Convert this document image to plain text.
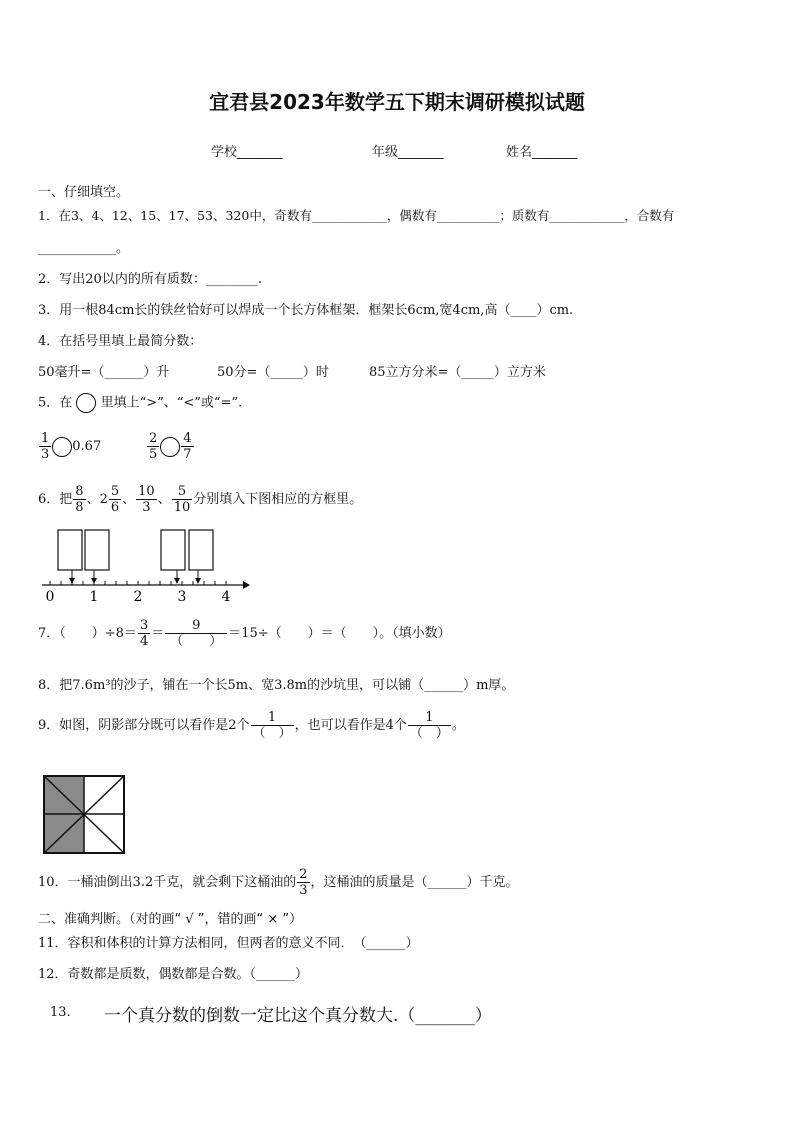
宜君县2023年数学五下期末调研模拟试题
学校_______	年级_______	姓名_______
一、仔细填空。
1．在3、4、12、15、17、53、320中，奇数有____________，偶数有__________；质数有____________，合数有
____________。
2．写出20以内的所有质数：________.
3．用一根84cm长的铁丝恰好可以焊成一个长方体框架．框架长6cm,宽4cm,高（____）cm.
4．在括号里填上最简分数：
50毫升=（______）升	50分=（_____）时	85立方分米=（_____）立方米
5．在 里填上“>”、“<”或“=”.
$\frac{1}{3} 0.67$	$\frac{2}{5} \frac{4}{7}$
6．把 $\frac{8}{8}$ 、$2 \frac{5}{6}$ 、 $\frac{10}{3}$ 、 $\frac{5}{10}$ 分别填入下图相应的方框里。
0	1	2	3	4
7．（　　）$\div 8= \frac{3}{4} = \frac{9}{( )} =15\div$（　　）＝（　　）。（填小数）
8．把7.6m³的沙子，铺在一个长5m、宽3.8m的沙坑里，可以铺（______）m厚。
9．如图，阴影部分既可以看作是2个 $\frac{1}{( )}$ ，也可以看作是4个 $\frac{1}{( )}$ 。
10．一桶油倒出3.2千克，就会剩下这桶油的 $\frac{2}{3}$ ，这桶油的质量是（______）千克。
二、准确判断。（对的画“ √ ”，错的画“ × ”）
11．容积和体积的计算方法相同，但两者的意义不同．　（______）
12．奇数都是质数，偶数都是合数。（______）
13. 一个真分数的倒数一定比这个真分数大.（_______）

--- --- ---

[DO THIS]
Set down the complete material exactly, but do not include the images.

[ANSWER TO THE EXERCISE]
Convert this document image to plain text.
宜君县2023年数学五下期末调研模拟试题
学校_______	年级_______	姓名_______
一、仔细填空。
1．在3、4、12、15、17、53、320中，奇数有____________，偶数有__________；质数有____________，合数有
____________。
2．写出20以内的所有质数：________.
3．用一根84cm长的铁丝恰好可以焊成一个长方体框架．框架长6cm,宽4cm,高（____）cm.
4．在括号里填上最简分数：
50毫升=（______）升	50分=（_____）时	85立方分米=（_____）立方米
5．在 里填上“>”、“<”或“=”.
$\frac{1}{3} 0.67$	$\frac{2}{5} \frac{4}{7}$
6．把 $\frac{8}{8}$ 、$2 \frac{5}{6}$ 、 $\frac{10}{3}$ 、 $\frac{5}{10}$ 分别填入下图相应的方框里。
0	1	2	3	4
7．（　　）$\div 8= \frac{3}{4} = \frac{9}{( )} =15\div$（　　）＝（　　）。（填小数）
8．把7.6m³的沙子，铺在一个长5m、宽3.8m的沙坑里，可以铺（______）m厚。
9．如图，阴影部分既可以看作是2个 $\frac{1}{( )}$ ，也可以看作是4个 $\frac{1}{( )}$ 。
10．一桶油倒出3.2千克，就会剩下这桶油的 $\frac{2}{3}$ ，这桶油的质量是（______）千克。
二、准确判断。（对的画“ √ ”，错的画“ × ”）
11．容积和体积的计算方法相同，但两者的意义不同．　（______）
12．奇数都是质数，偶数都是合数。（______）
13. 一个真分数的倒数一定比这个真分数大.（_______）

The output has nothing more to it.